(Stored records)
==========

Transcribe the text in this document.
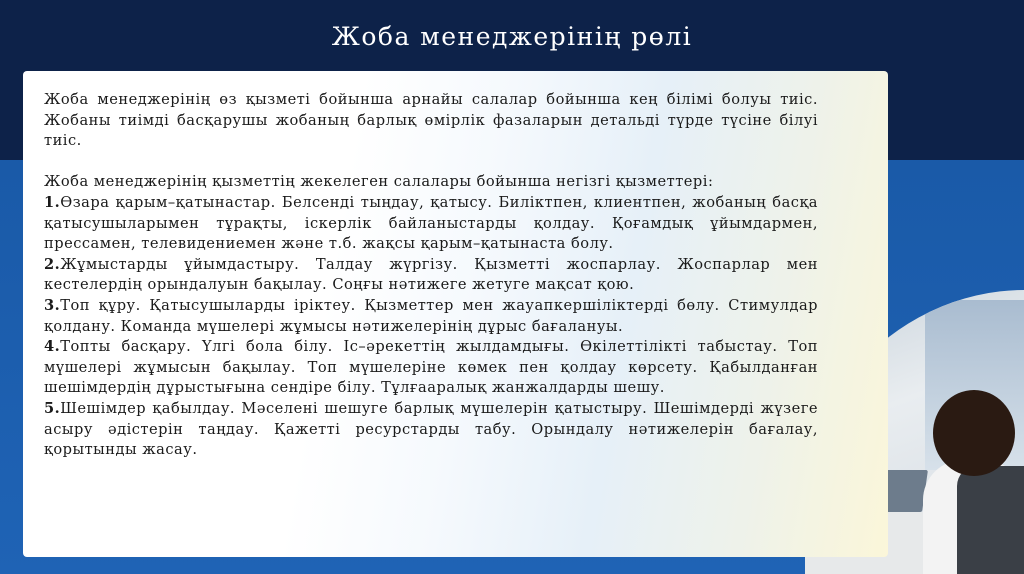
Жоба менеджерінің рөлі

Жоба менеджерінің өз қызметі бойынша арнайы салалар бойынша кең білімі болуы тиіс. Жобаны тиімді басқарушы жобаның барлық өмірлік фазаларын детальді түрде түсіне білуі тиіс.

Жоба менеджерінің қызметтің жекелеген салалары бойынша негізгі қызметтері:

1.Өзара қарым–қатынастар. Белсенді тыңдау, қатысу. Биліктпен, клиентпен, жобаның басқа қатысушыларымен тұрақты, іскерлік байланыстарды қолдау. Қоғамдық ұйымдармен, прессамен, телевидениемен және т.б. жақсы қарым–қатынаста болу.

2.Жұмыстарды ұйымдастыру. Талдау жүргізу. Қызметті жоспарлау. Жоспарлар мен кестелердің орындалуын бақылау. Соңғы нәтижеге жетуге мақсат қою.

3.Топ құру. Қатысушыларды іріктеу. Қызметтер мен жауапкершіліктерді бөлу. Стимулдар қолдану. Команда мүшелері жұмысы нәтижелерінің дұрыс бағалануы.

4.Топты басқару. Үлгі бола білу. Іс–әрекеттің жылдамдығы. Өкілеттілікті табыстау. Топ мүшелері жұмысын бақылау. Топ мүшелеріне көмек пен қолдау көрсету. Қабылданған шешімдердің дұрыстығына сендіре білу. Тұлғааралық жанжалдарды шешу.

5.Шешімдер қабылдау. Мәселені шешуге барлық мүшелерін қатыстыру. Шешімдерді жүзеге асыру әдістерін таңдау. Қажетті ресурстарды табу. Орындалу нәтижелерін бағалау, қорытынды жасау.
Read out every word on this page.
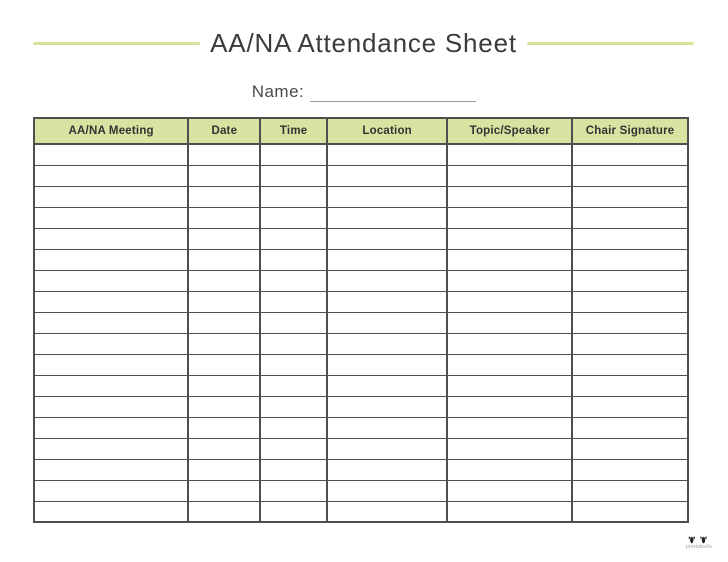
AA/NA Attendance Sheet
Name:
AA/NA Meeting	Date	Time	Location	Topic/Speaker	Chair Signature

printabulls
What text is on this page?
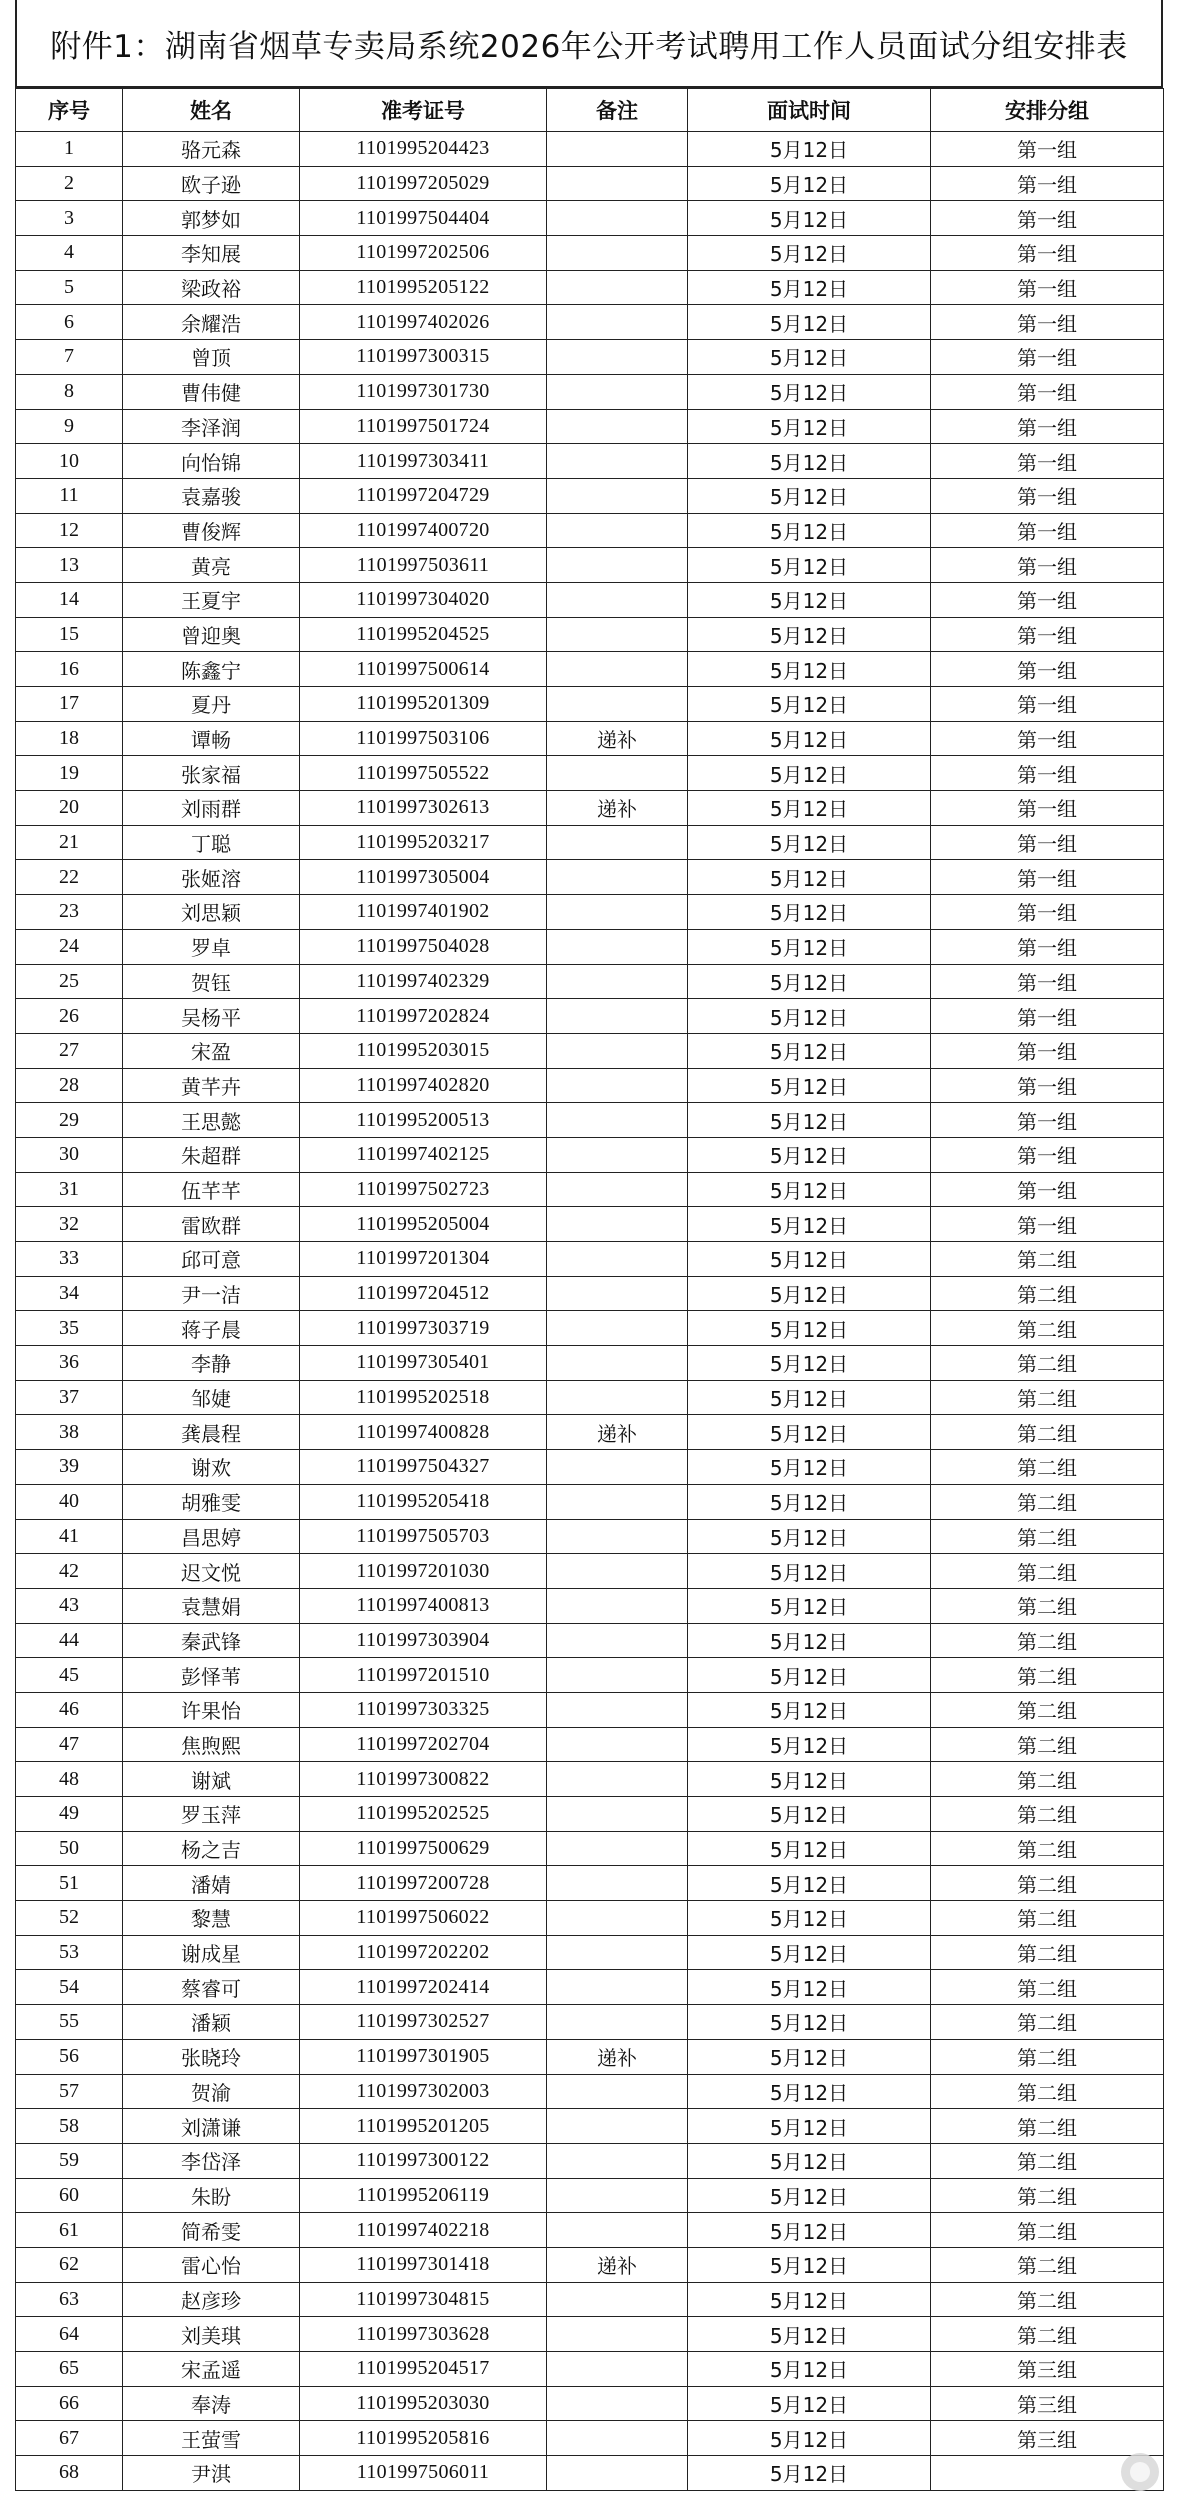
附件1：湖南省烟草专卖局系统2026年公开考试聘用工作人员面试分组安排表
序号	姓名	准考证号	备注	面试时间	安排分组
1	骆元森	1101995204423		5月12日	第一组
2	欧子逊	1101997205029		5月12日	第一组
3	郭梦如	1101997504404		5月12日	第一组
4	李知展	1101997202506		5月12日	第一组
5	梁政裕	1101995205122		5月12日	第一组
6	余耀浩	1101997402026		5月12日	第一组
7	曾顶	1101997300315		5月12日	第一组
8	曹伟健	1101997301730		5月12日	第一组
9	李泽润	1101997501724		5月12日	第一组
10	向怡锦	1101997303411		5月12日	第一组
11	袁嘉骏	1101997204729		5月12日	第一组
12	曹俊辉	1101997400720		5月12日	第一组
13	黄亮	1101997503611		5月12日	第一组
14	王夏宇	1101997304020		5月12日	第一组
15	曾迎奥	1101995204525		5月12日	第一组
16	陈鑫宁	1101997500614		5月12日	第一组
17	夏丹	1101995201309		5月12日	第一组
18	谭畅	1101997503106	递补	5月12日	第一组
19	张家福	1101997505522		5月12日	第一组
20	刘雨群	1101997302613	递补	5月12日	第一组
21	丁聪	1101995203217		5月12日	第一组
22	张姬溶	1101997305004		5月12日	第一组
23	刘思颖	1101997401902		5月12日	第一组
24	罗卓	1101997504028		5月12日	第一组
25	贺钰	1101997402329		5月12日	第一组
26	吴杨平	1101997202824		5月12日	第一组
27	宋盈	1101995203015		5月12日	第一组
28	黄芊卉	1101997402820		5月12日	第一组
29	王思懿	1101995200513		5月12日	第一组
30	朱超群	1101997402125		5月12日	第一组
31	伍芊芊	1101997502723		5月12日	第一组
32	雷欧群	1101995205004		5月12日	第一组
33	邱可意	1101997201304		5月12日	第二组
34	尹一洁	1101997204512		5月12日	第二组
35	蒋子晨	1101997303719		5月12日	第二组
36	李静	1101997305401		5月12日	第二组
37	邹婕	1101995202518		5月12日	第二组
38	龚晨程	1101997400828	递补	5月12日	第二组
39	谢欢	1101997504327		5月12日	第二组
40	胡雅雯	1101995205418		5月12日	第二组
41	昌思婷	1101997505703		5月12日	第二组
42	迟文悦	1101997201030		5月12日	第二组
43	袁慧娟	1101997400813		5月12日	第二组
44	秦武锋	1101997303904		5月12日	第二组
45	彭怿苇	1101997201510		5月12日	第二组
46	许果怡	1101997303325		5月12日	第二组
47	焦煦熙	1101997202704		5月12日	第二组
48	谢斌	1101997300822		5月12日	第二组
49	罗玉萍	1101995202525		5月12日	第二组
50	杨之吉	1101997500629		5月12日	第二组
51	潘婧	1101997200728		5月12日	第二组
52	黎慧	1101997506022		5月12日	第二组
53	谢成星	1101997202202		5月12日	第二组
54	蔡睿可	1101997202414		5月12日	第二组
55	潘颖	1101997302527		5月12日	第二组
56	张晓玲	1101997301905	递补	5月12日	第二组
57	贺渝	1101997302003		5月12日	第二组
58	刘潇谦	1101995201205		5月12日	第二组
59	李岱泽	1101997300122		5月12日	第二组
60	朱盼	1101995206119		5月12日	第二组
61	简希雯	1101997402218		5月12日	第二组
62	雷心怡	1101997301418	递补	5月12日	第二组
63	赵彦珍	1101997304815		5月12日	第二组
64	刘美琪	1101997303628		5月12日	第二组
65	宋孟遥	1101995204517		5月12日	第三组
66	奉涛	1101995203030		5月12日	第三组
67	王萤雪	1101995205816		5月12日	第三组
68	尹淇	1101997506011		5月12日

==========

◆ **Written instruction**: The records above need to be given again exactly. Omit the pictures.

◆ **Response**:
Transcribe the text in this document.
Жоба менеджерінің рөлі

Жоба менеджерінің өз қызметі бойынша арнайы салалар бойынша кең білімі болуы тиіс. Жобаны тиімді басқарушы жобаның барлық өмірлік фазаларын детальді түрде түсіне білуі тиіс.

Жоба менеджерінің қызметтің жекелеген салалары бойынша негізгі қызметтері:

1.Өзара қарым–қатынастар. Белсенді тыңдау, қатысу. Биліктпен, клиентпен, жобаның басқа қатысушыларымен тұрақты, іскерлік байланыстарды қолдау. Қоғамдық ұйымдармен, прессамен, телевидениемен және т.б. жақсы қарым–қатынаста болу.

2.Жұмыстарды ұйымдастыру. Талдау жүргізу. Қызметті жоспарлау. Жоспарлар мен кестелердің орындалуын бақылау. Соңғы нәтижеге жетуге мақсат қою.

3.Топ құру. Қатысушыларды іріктеу. Қызметтер мен жауапкершіліктерді бөлу. Стимулдар қолдану. Команда мүшелері жұмысы нәтижелерінің дұрыс бағалануы.

4.Топты басқару. Үлгі бола білу. Іс–әрекеттің жылдамдығы. Өкілеттілікті табыстау. Топ мүшелері жұмысын бақылау. Топ мүшелеріне көмек пен қолдау көрсету. Қабылданған шешімдердің дұрыстығына сендіре білу. Тұлғааралық жанжалдарды шешу.

5.Шешімдер қабылдау. Мәселені шешуге барлық мүшелерін қатыстыру. Шешімдерді жүзеге асыру әдістерін таңдау. Қажетті ресурстарды табу. Орындалу нәтижелерін бағалау, қорытынды жасау.
Read out every word on this page.
AA/NA Attendance Sheet
Name:
AA/NA Meeting	Date	Time	Location	Topic/Speaker	Chair Signature

printabulls
What text is on this page?
附件1：湖南省烟草专卖局系统2026年公开考试聘用工作人员面试分组安排表
序号	姓名	准考证号	备注	面试时间	安排分组
1	骆元森	1101995204423		5月12日	第一组
2	欧子逊	1101997205029		5月12日	第一组
3	郭梦如	1101997504404		5月12日	第一组
4	李知展	1101997202506		5月12日	第一组
5	梁政裕	1101995205122		5月12日	第一组
6	余耀浩	1101997402026		5月12日	第一组
7	曾顶	1101997300315		5月12日	第一组
8	曹伟健	1101997301730		5月12日	第一组
9	李泽润	1101997501724		5月12日	第一组
10	向怡锦	1101997303411		5月12日	第一组
11	袁嘉骏	1101997204729		5月12日	第一组
12	曹俊辉	1101997400720		5月12日	第一组
13	黄亮	1101997503611		5月12日	第一组
14	王夏宇	1101997304020		5月12日	第一组
15	曾迎奥	1101995204525		5月12日	第一组
16	陈鑫宁	1101997500614		5月12日	第一组
17	夏丹	1101995201309		5月12日	第一组
18	谭畅	1101997503106	递补	5月12日	第一组
19	张家福	1101997505522		5月12日	第一组
20	刘雨群	1101997302613	递补	5月12日	第一组
21	丁聪	1101995203217		5月12日	第一组
22	张姬溶	1101997305004		5月12日	第一组
23	刘思颖	1101997401902		5月12日	第一组
24	罗卓	1101997504028		5月12日	第一组
25	贺钰	1101997402329		5月12日	第一组
26	吴杨平	1101997202824		5月12日	第一组
27	宋盈	1101995203015		5月12日	第一组
28	黄芊卉	1101997402820		5月12日	第一组
29	王思懿	1101995200513		5月12日	第一组
30	朱超群	1101997402125		5月12日	第一组
31	伍芊芊	1101997502723		5月12日	第一组
32	雷欧群	1101995205004		5月12日	第一组
33	邱可意	1101997201304		5月12日	第二组
34	尹一洁	1101997204512		5月12日	第二组
35	蒋子晨	1101997303719		5月12日	第二组
36	李静	1101997305401		5月12日	第二组
37	邹婕	1101995202518		5月12日	第二组
38	龚晨程	1101997400828	递补	5月12日	第二组
39	谢欢	1101997504327		5月12日	第二组
40	胡雅雯	1101995205418		5月12日	第二组
41	昌思婷	1101997505703		5月12日	第二组
42	迟文悦	1101997201030		5月12日	第二组
43	袁慧娟	1101997400813		5月12日	第二组
44	秦武锋	1101997303904		5月12日	第二组
45	彭怿苇	1101997201510		5月12日	第二组
46	许果怡	1101997303325		5月12日	第二组
47	焦煦熙	1101997202704		5月12日	第二组
48	谢斌	1101997300822		5月12日	第二组
49	罗玉萍	1101995202525		5月12日	第二组
50	杨之吉	1101997500629		5月12日	第二组
51	潘婧	1101997200728		5月12日	第二组
52	黎慧	1101997506022		5月12日	第二组
53	谢成星	1101997202202		5月12日	第二组
54	蔡睿可	1101997202414		5月12日	第二组
55	潘颖	1101997302527		5月12日	第二组
56	张晓玲	1101997301905	递补	5月12日	第二组
57	贺渝	1101997302003		5月12日	第二组
58	刘潇谦	1101995201205		5月12日	第二组
59	李岱泽	1101997300122		5月12日	第二组
60	朱盼	1101995206119		5月12日	第二组
61	简希雯	1101997402218		5月12日	第二组
62	雷心怡	1101997301418	递补	5月12日	第二组
63	赵彦珍	1101997304815		5月12日	第二组
64	刘美琪	1101997303628		5月12日	第二组
65	宋孟遥	1101995204517		5月12日	第三组
66	奉涛	1101995203030		5月12日	第三组
67	王萤雪	1101995205816		5月12日	第三组
68	尹淇	1101997506011		5月12日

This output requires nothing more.